WRITTEN REQUEST
Please reproduce, unchanged, the stretch of the listing below from the line containing "year-select[interactable]: 2019: [1012, 427, 1060, 449]" through the line containing "240, 1247, 270]", including both of those lines.

------ SOURCE DATA

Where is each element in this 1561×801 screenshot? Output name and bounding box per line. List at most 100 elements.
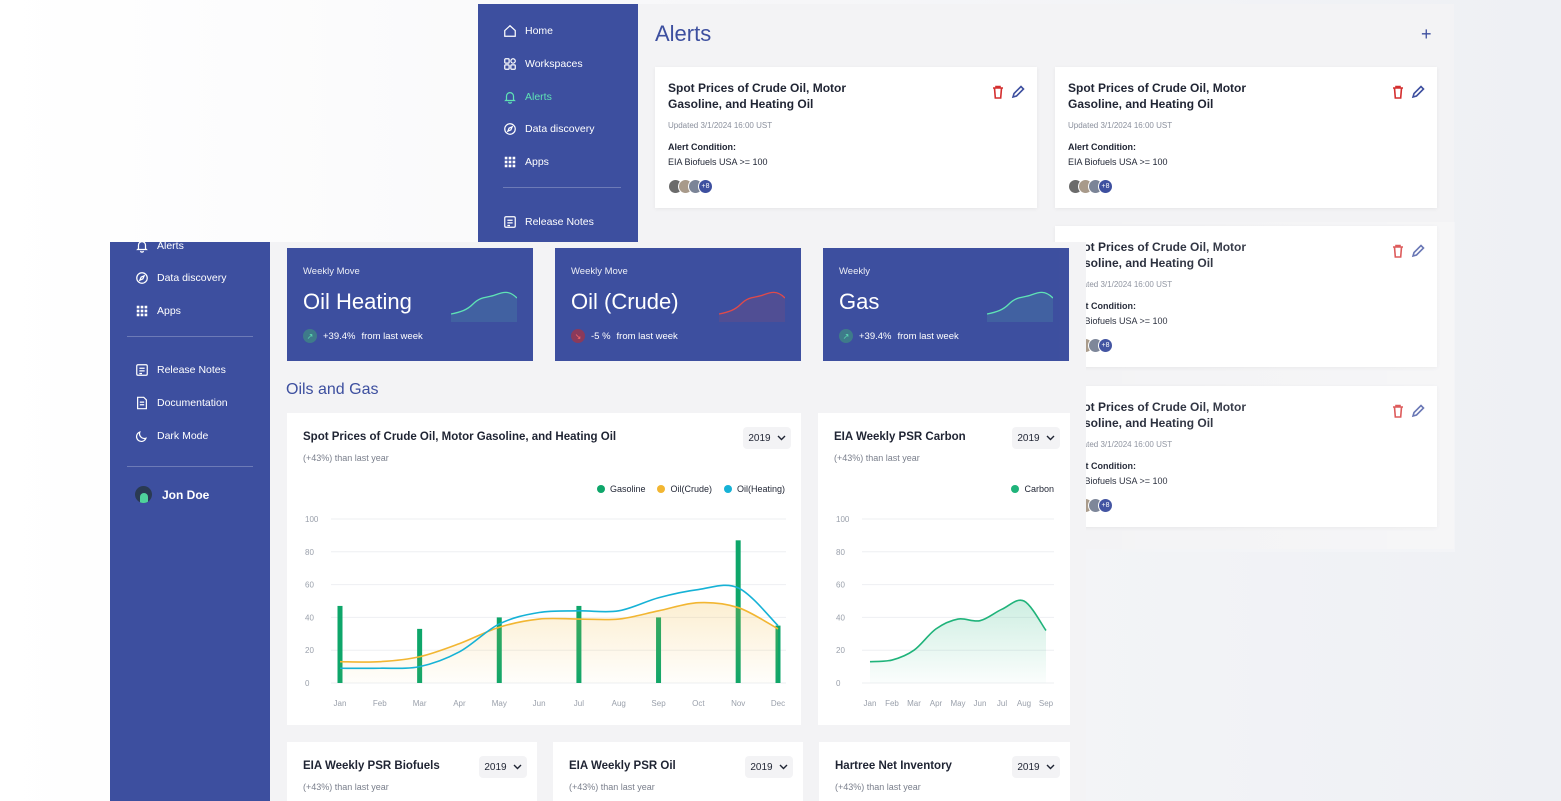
year-select[interactable]: 2019: [1012, 427, 1060, 449]
sidebar-item-label: Alerts: [157, 242, 184, 252]
chart-panel-hartree: Hartree Net Inventory (+43%) than last y…: [819, 742, 1070, 801]
alert-condition-label: Alert Condition:: [1068, 301, 1136, 311]
grid-icon: [504, 156, 516, 168]
y-tick-label: 100: [305, 515, 319, 524]
trend-up-icon: ↗: [839, 329, 853, 343]
kpi-card-gas[interactable]: Weekly Gas ↗ +39.4% from last week: [823, 248, 1069, 361]
chart-legend: Gasoline Oil(Crude) Oil(Heating): [596, 484, 785, 494]
sidebar-item-workspaces[interactable]: Workspaces: [503, 57, 583, 71]
x-tick-label: Sep: [1039, 699, 1054, 708]
compass-icon: [136, 272, 148, 284]
bar-gasoline-jan: [337, 605, 343, 683]
sidebar-item-data-discovery[interactable]: Data discovery: [503, 122, 594, 136]
kpi-label: Weekly Move: [571, 266, 628, 277]
y-tick-label: 0: [305, 679, 310, 688]
avatar-group[interactable]: +8: [1068, 179, 1113, 194]
kpi-card-oil-crude[interactable]: Weekly Move Oil (Crude) ↘ -5 % from last…: [555, 248, 801, 361]
legend-item[interactable]: Oil(Heating): [723, 484, 785, 494]
alert-condition: EIA Biofuels USA >= 100: [1068, 157, 1168, 167]
y-tick-label: 40: [305, 613, 314, 622]
alert-title: Spot Prices of Crude Oil, Motor Gasoline…: [1068, 240, 1247, 270]
pencil-icon[interactable]: [1411, 85, 1425, 99]
kpi-change-value: +39.4%: [323, 330, 356, 342]
trash-icon[interactable]: [992, 85, 1004, 99]
kpi-change-suffix: from last week: [361, 330, 423, 342]
legend-swatch: [1011, 485, 1020, 493]
compass-icon: [504, 123, 516, 135]
trash-icon[interactable]: [1392, 85, 1404, 99]
avatar-group[interactable]: +8: [668, 179, 713, 194]
carbon-chart: 0 20 40 60 80 100 Jan Feb Mar Apr May Jun Jul Aug Sep: [836, 515, 1054, 708]
kpi-change: ↗ +39.4% from last week: [303, 329, 423, 343]
grid-icon: [136, 305, 148, 317]
year-select[interactable]: 2019: [479, 756, 527, 778]
year-select[interactable]: 2019: [743, 427, 791, 449]
sidebar-item-dark-mode[interactable]: Dark Mode: [135, 429, 208, 443]
chevron-down-icon: [513, 764, 522, 770]
y-tick-label: 40: [836, 613, 845, 622]
pencil-icon[interactable]: [1011, 85, 1025, 99]
alert-title: Spot Prices of Crude Oil, Motor Gasoline…: [1068, 400, 1247, 430]
legend-label: Oil(Heating): [736, 484, 785, 494]
y-tick-label: 80: [836, 548, 845, 557]
sidebar-item-apps[interactable]: Apps: [135, 304, 181, 318]
alert-card[interactable]: Spot Prices of Crude Oil, Motor Gasoline…: [655, 67, 1037, 208]
notes-icon: [136, 364, 148, 376]
kpi-change-suffix: from last week: [897, 330, 959, 342]
alert-updated: Updated 3/1/2024 16:00 UST: [1068, 280, 1173, 289]
x-tick-label: Aug: [612, 699, 626, 708]
trend-up-icon: ↗: [303, 329, 317, 343]
kpi-change: ↘ -5 % from last week: [571, 329, 678, 343]
spot-prices-chart: 0 20 40 60 80 100 Jan Feb Mar Apr May Jun Jul Aug Sep O…: [305, 515, 786, 708]
panel-subtitle: (+43%) than last year: [303, 782, 389, 792]
sidebar-item-home[interactable]: Home: [503, 24, 553, 38]
sidebar-item-apps[interactable]: Apps: [503, 155, 549, 169]
avatar-more-count: +8: [1098, 338, 1113, 353]
alert-card[interactable]: Spot Prices of Crude Oil, Motor Gasoline…: [1055, 226, 1437, 367]
kpi-card-oil-heating[interactable]: Weekly Move Oil Heating ↗ +39.4% from la…: [287, 248, 533, 361]
kpi-change-value: +39.4%: [859, 330, 892, 342]
x-tick-label: May: [950, 699, 965, 708]
home-icon: [504, 24, 516, 37]
sidebar-item-release-notes[interactable]: Release Notes: [503, 215, 594, 229]
user-profile[interactable]: Jon Doe: [135, 486, 209, 503]
pencil-icon[interactable]: [1411, 404, 1425, 418]
alert-card[interactable]: Spot Prices of Crude Oil, Motor Gasoline…: [1055, 67, 1437, 208]
alert-condition-label: Alert Condition:: [1068, 142, 1136, 152]
chevron-down-icon: [1046, 435, 1055, 441]
panel-subtitle: (+43%) than last year: [834, 453, 920, 463]
legend-item[interactable]: Carbon: [1011, 484, 1054, 494]
legend-item[interactable]: Gasoline: [596, 484, 646, 494]
year-select[interactable]: 2019: [1012, 756, 1060, 778]
pencil-icon[interactable]: [1411, 244, 1425, 258]
alert-card[interactable]: Spot Prices of Crude Oil, Motor Gasoline…: [1055, 386, 1437, 527]
avatar-more-count: +8: [698, 179, 713, 194]
user-name: Jon Doe: [162, 487, 210, 502]
sidebar-item-release-notes[interactable]: Release Notes: [135, 363, 226, 377]
x-tick-label: Apr: [453, 699, 466, 708]
y-tick-label: 20: [836, 646, 845, 655]
x-tick-label: May: [492, 699, 507, 708]
sidebar-item-alerts[interactable]: Alerts: [503, 90, 552, 104]
sidebar-item-alerts[interactable]: Alerts: [135, 242, 184, 253]
kpi-change-suffix: from last week: [616, 330, 678, 342]
y-tick-label: 80: [305, 548, 314, 557]
sidebar-divider: [127, 466, 253, 467]
year-select[interactable]: 2019: [745, 756, 793, 778]
section-title: Oils and Gas: [286, 381, 379, 398]
sidebar-item-documentation[interactable]: Documentation: [135, 396, 228, 410]
legend-item[interactable]: Oil(Crude): [657, 484, 712, 494]
kpi-change-value: -5 %: [591, 330, 611, 342]
trash-icon[interactable]: [1392, 404, 1404, 418]
x-tick-label: Jul: [574, 699, 584, 708]
x-tick-label: Apr: [930, 699, 943, 708]
kpi-value: Oil (Crude): [571, 289, 679, 314]
panel-subtitle: (+43%) than last year: [835, 782, 921, 792]
year-select-value: 2019: [748, 432, 771, 444]
area-fill-carbon: [870, 600, 1046, 683]
sidebar-item-data-discovery[interactable]: Data discovery: [135, 271, 226, 285]
add-alert-button[interactable]: +: [1421, 24, 1432, 44]
legend-label: Gasoline: [609, 484, 646, 494]
trash-icon[interactable]: [1392, 244, 1404, 258]
y-tick-label: 20: [305, 646, 314, 655]
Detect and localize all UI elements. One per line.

------------

SOLUTION TO THIS PROBLEM
year-select[interactable]: 2019: [1012, 427, 1060, 449]
sidebar-item-label: Alerts: [157, 242, 184, 252]
chart-panel-hartree: Hartree Net Inventory (+43%) than last y…: [819, 742, 1070, 801]
alert-condition-label: Alert Condition:: [1068, 301, 1136, 311]
grid-icon: [504, 156, 516, 168]
y-tick-label: 100: [305, 515, 319, 524]
trend-up-icon: ↗: [839, 329, 853, 343]
kpi-card-gas[interactable]: Weekly Gas ↗ +39.4% from last week: [823, 248, 1069, 361]
chart-legend: Gasoline Oil(Crude) Oil(Heating): [596, 484, 785, 494]
sidebar-item-workspaces[interactable]: Workspaces: [503, 57, 583, 71]
x-tick-label: Sep: [1039, 699, 1054, 708]
compass-icon: [136, 272, 148, 284]
bar-gasoline-jan: [337, 605, 343, 683]
sidebar-item-data-discovery[interactable]: Data discovery: [503, 122, 594, 136]
kpi-label: Weekly Move: [571, 266, 628, 277]
y-tick-label: 0: [305, 679, 310, 688]
avatar-group[interactable]: +8: [1068, 179, 1113, 194]
kpi-card-oil-crude[interactable]: Weekly Move Oil (Crude) ↘ -5 % from last…: [555, 248, 801, 361]
legend-item[interactable]: Oil(Heating): [723, 484, 785, 494]
alert-condition: EIA Biofuels USA >= 100: [1068, 157, 1168, 167]
y-tick-label: 40: [305, 613, 314, 622]
alert-title: Spot Prices of Crude Oil, Motor Gasoline…: [1068, 240, 1247, 270]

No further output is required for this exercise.